SET TASK: From the listing below, extract every line in which the word "document" appears.

-=-=-

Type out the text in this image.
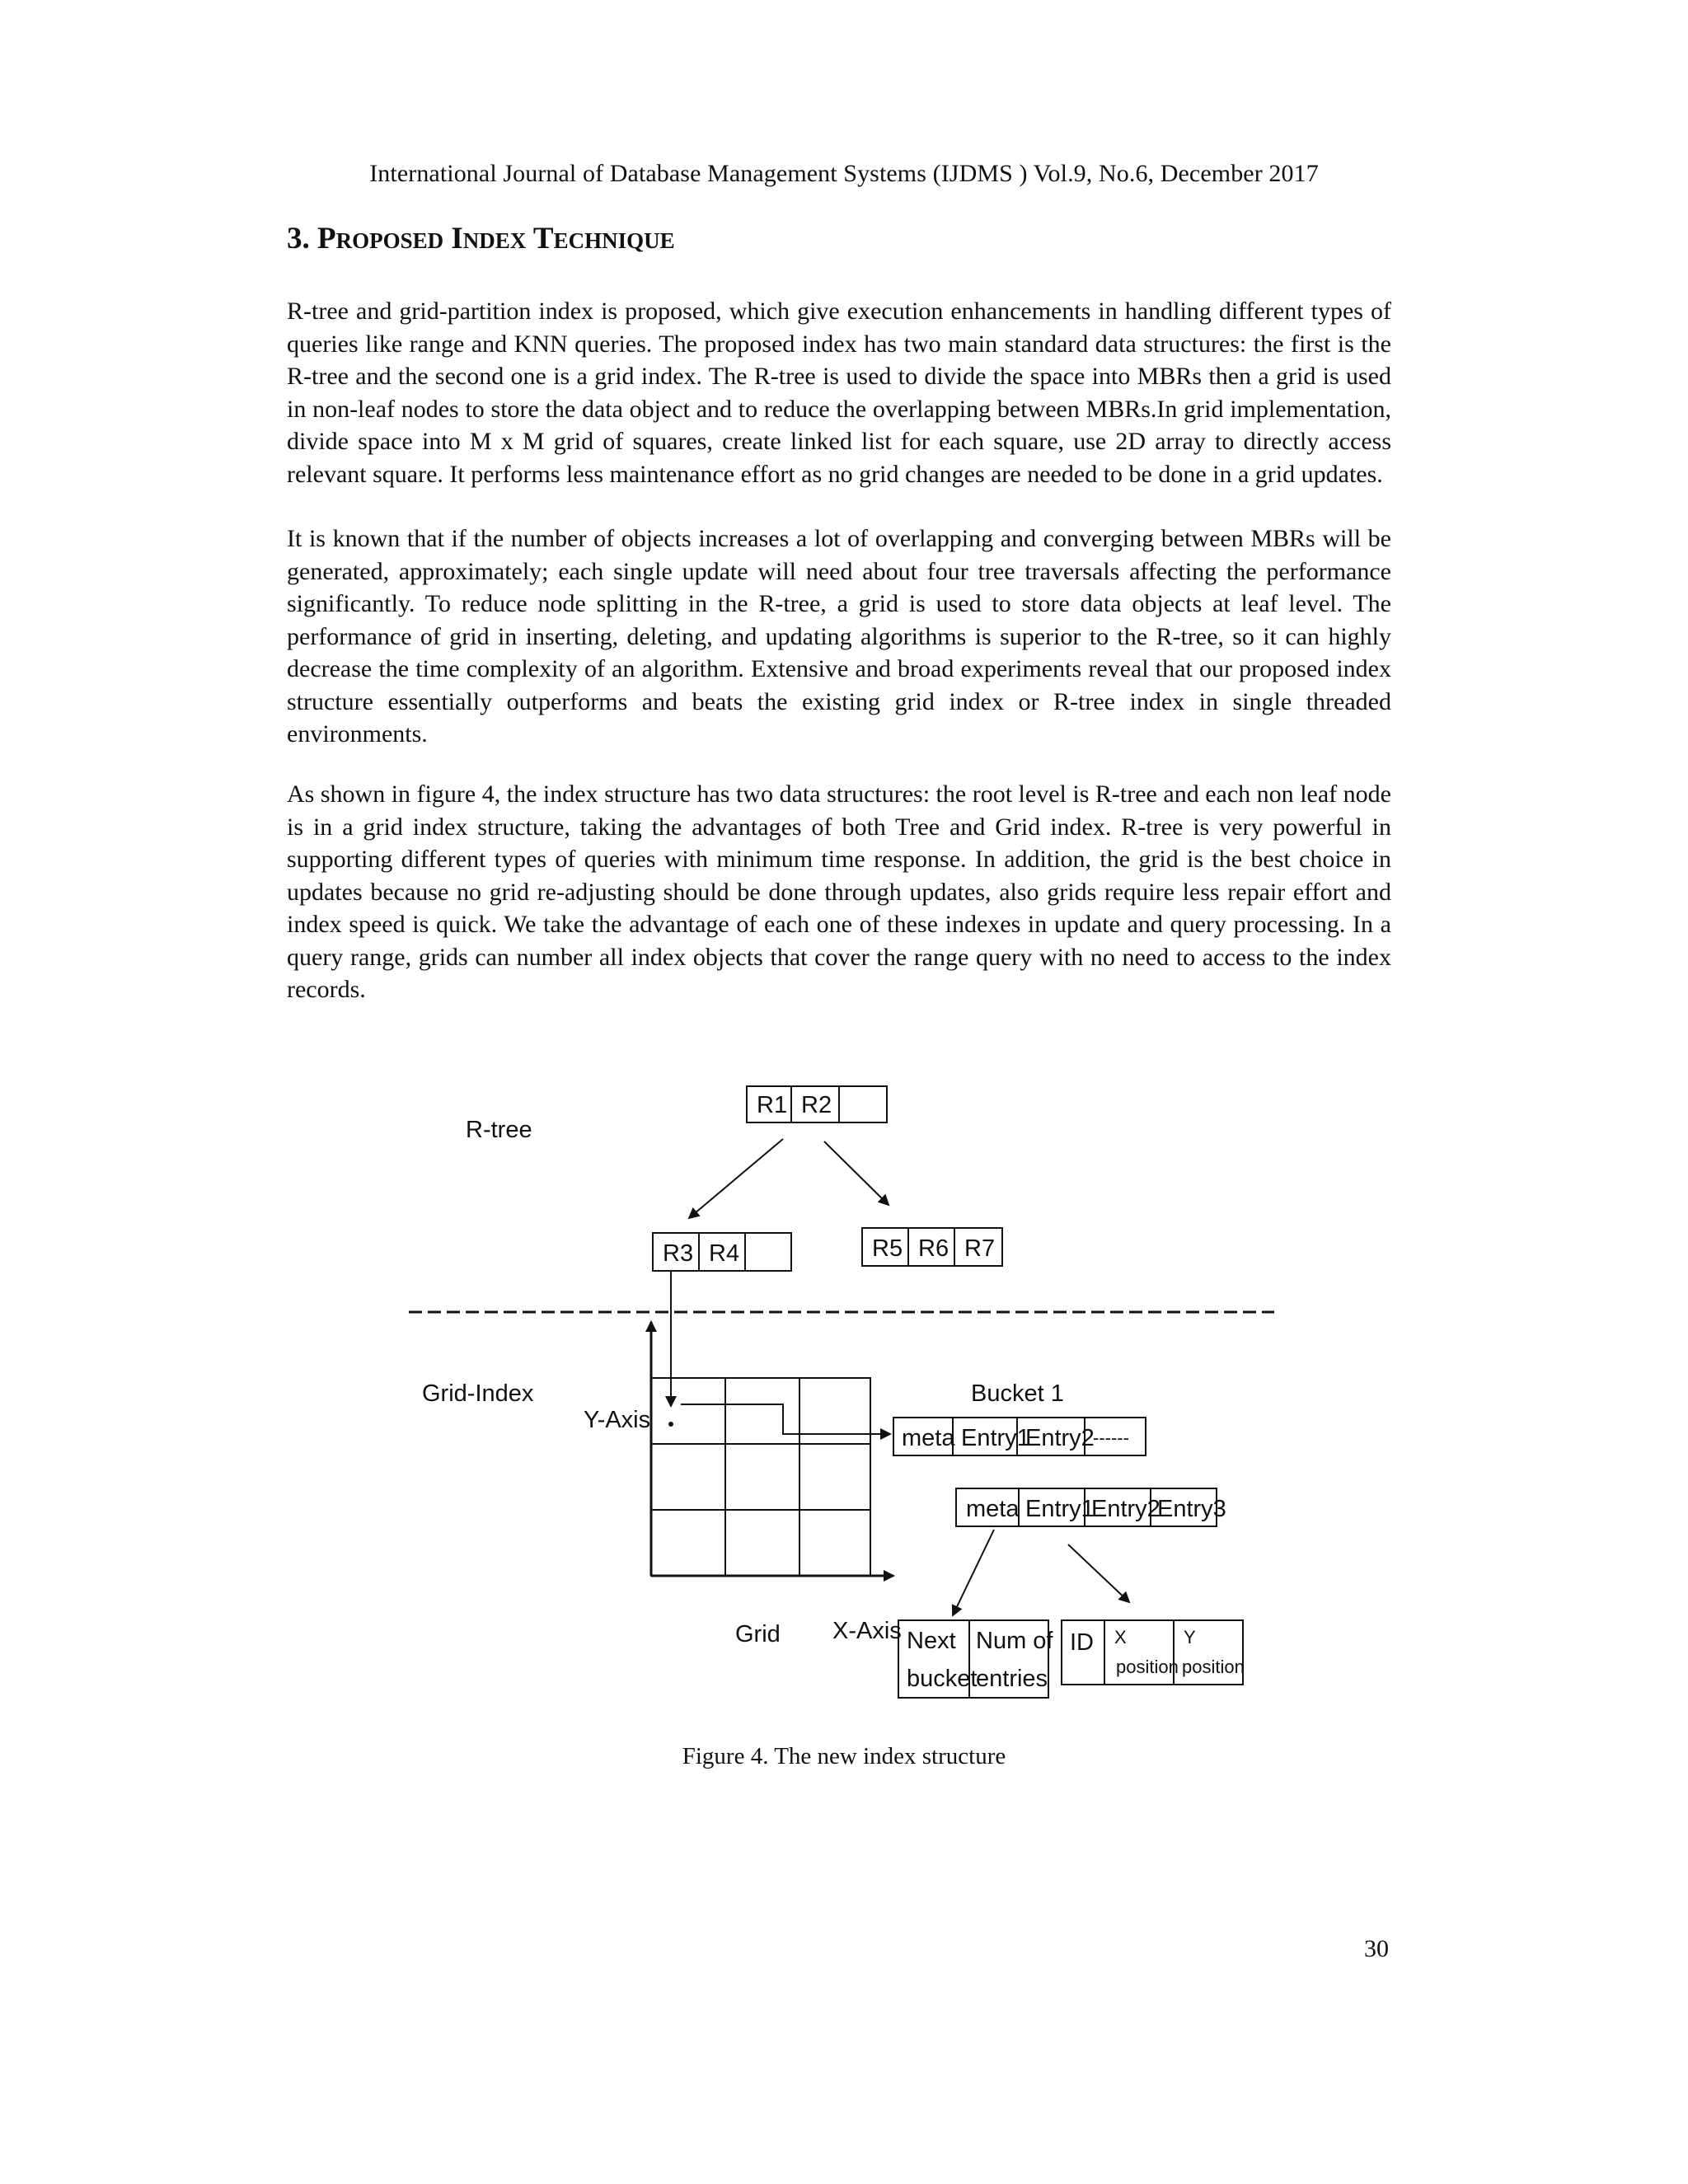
International Journal of Database Management Systems (IJDMS ) Vol.9, No.6, December 2017
3. PROPOSED INDEX TECHNIQUE

R-tree and grid-partition index is proposed, which give execution enhancements in handling different types of queries like range and KNN queries. The proposed index has two main standard data structures: the first is the R-tree and the second one is a grid index. The R-tree is used to divide the space into MBRs then a grid is used in non-leaf nodes to store the data object and to reduce the overlapping between MBRs.In grid implementation, divide space into M x M grid of squares, create linked list for each square, use 2D array to directly access relevant square. It performs less maintenance effort as no grid changes are needed to be done in a grid updates.

It is known that if the number of objects increases a lot of overlapping and converging between MBRs will be generated, approximately; each single update will need about four tree traversals affecting the performance significantly. To reduce node splitting in the R-tree, a grid is used to store data objects at leaf level. The performance of grid in inserting, deleting, and updating algorithms is superior to the R-tree, so it can highly decrease the time complexity of an algorithm. Extensive and broad experiments reveal that our proposed index structure essentially outperforms and beats the existing grid index or R-tree index in single threaded environments.

As shown in figure 4, the index structure has two data structures: the root level is R-tree and each non leaf node is in a grid index structure, taking the advantages of both Tree and Grid index. R-tree is very powerful in supporting different types of queries with minimum time response. In addition, the grid is the best choice in updates because no grid re-adjusting should be done through updates, also grids require less repair effort and index speed is quick. We take the advantage of each one of these indexes in update and query processing. In a query range, grids can number all index objects that cover the range query with no need to access to the index records.

R-tree
Grid-Index
Y-Axis
X-Axis
Grid
Bucket 1
R1 R2
R3 R4	R5 R6 R7
meta Entry1
Entry2
------
meta Entry1
Entry2
Entry3
Next
bucket
Num of
entries
ID X
position
Y
position
Figure 4. The new index structure
30
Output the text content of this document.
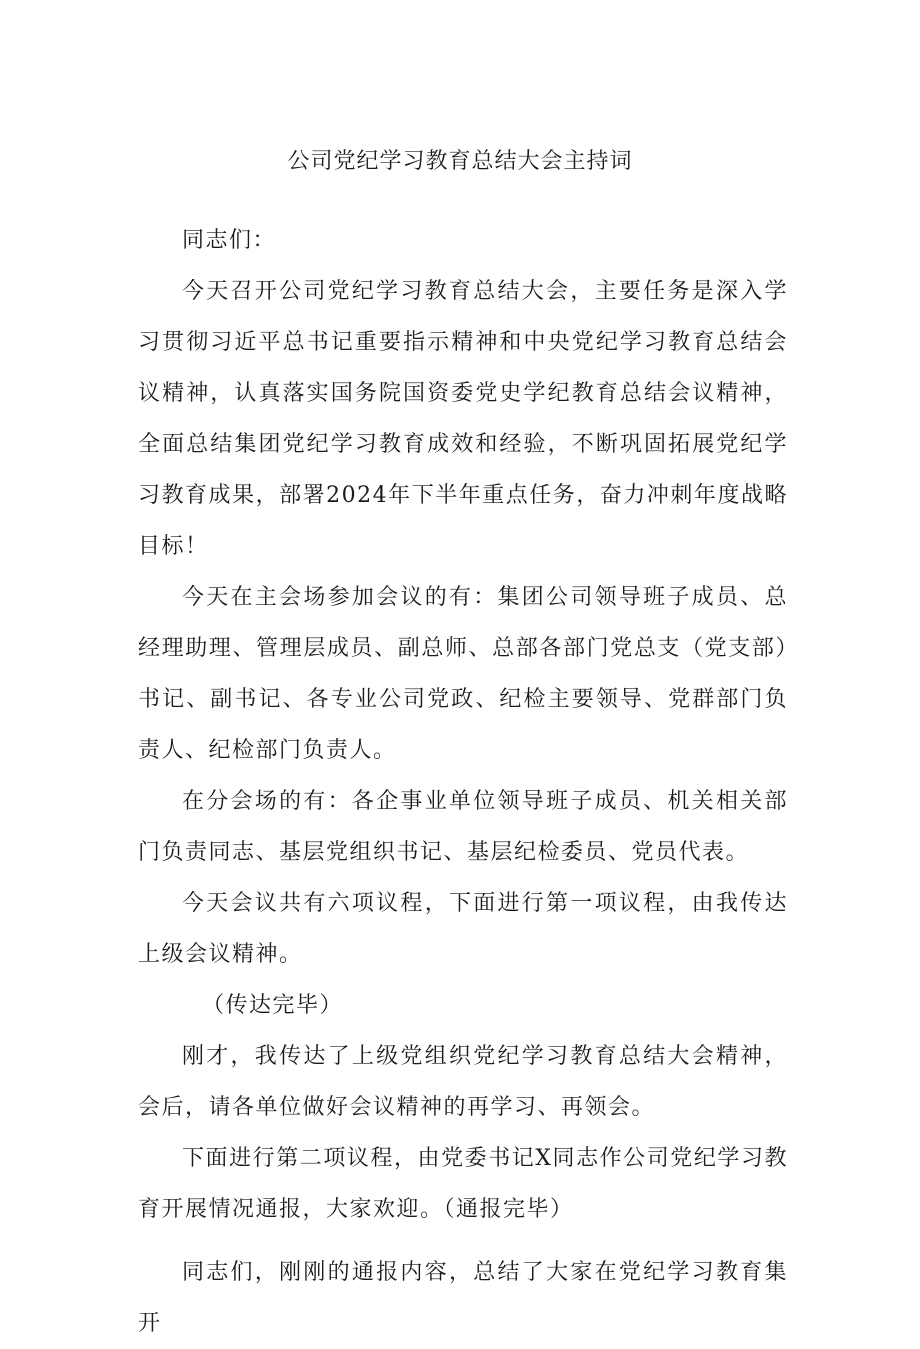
公司党纪学习教育总结大会主持词

同志们：

今天召开公司党纪学习教育总结大会，主要任务是深入学习贯彻习近平总书记重要指示精神和中央党纪学习教育总结会议精神，认真落实国务院国资委党史学纪教育总结会议精神，全面总结集团党纪学习教育成效和经验，不断巩固拓展党纪学习教育成果，部署2024年下半年重点任务，奋力冲刺年度战略目标！

今天在主会场参加会议的有：集团公司领导班子成员、总经理助理、管理层成员、副总师、总部各部门党总支（党支部）书记、副书记、各专业公司党政、纪检主要领导、党群部门负责人、纪检部门负责人。

在分会场的有：各企事业单位领导班子成员、机关相关部门负责同志、基层党组织书记、基层纪检委员、党员代表。

今天会议共有六项议程，下面进行第一项议程，由我传达上级会议精神。

（传达完毕）

刚才，我传达了上级党组织党纪学习教育总结大会精神，会后，请各单位做好会议精神的再学习、再领会。

下面进行第二项议程，由党委书记X同志作公司党纪学习教育开展情况通报，大家欢迎。（通报完毕）

同志们，刚刚的通报内容，总结了大家在党纪学习教育集开
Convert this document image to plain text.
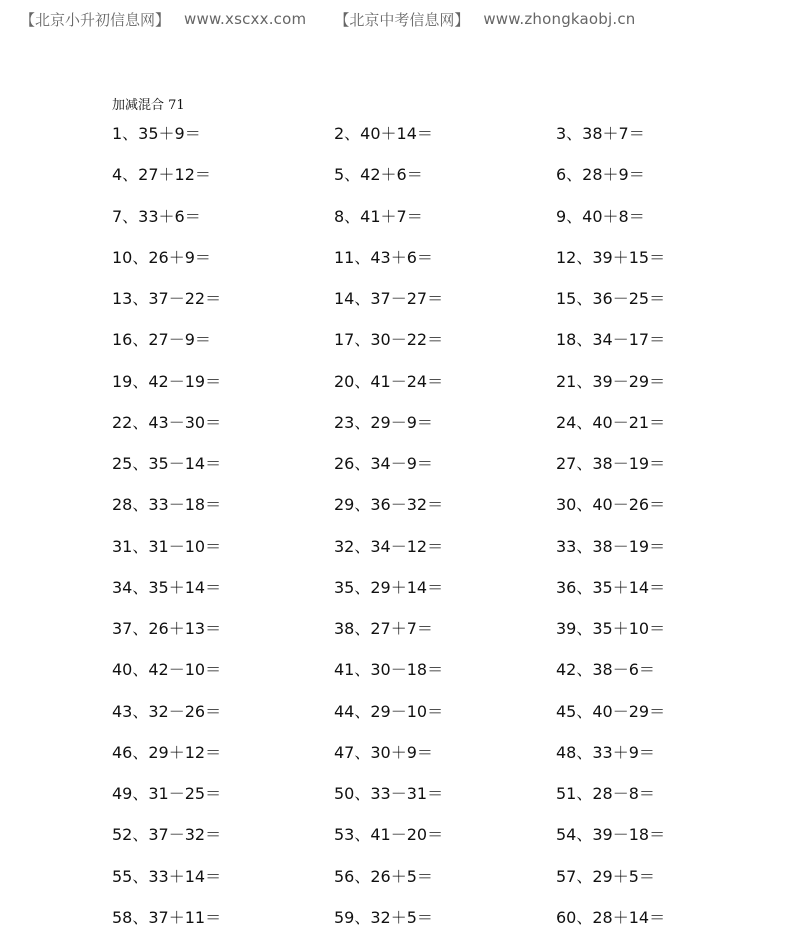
【北京小升初信息网】 www.xscxx.com 【北京中考信息网】 www.zhongkaobj.cn
加减混合 71
1、35＋9＝	2、40＋14＝	3、38＋7＝
4、27＋12＝	5、42＋6＝	6、28＋9＝
7、33＋6＝	8、41＋7＝	9、40＋8＝
10、26＋9＝	11、43＋6＝	12、39＋15＝
13、37－22＝	14、37－27＝	15、36－25＝
16、27－9＝	17、30－22＝	18、34－17＝
19、42－19＝	20、41－24＝	21、39－29＝
22、43－30＝	23、29－9＝	24、40－21＝
25、35－14＝	26、34－9＝	27、38－19＝
28、33－18＝	29、36－32＝	30、40－26＝
31、31－10＝	32、34－12＝	33、38－19＝
34、35＋14＝	35、29＋14＝	36、35＋14＝
37、26＋13＝	38、27＋7＝	39、35＋10＝
40、42－10＝	41、30－18＝	42、38－6＝
43、32－26＝	44、29－10＝	45、40－29＝
46、29＋12＝	47、30＋9＝	48、33＋9＝
49、31－25＝	50、33－31＝	51、28－8＝
52、37－32＝	53、41－20＝	54、39－18＝
55、33＋14＝	56、26＋5＝	57、29＋5＝
58、37＋11＝	59、32＋5＝	60、28＋14＝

-=-=-

ANSWER FOR THE TASK:
Output the text content of this document.
Convert this document image to plain text.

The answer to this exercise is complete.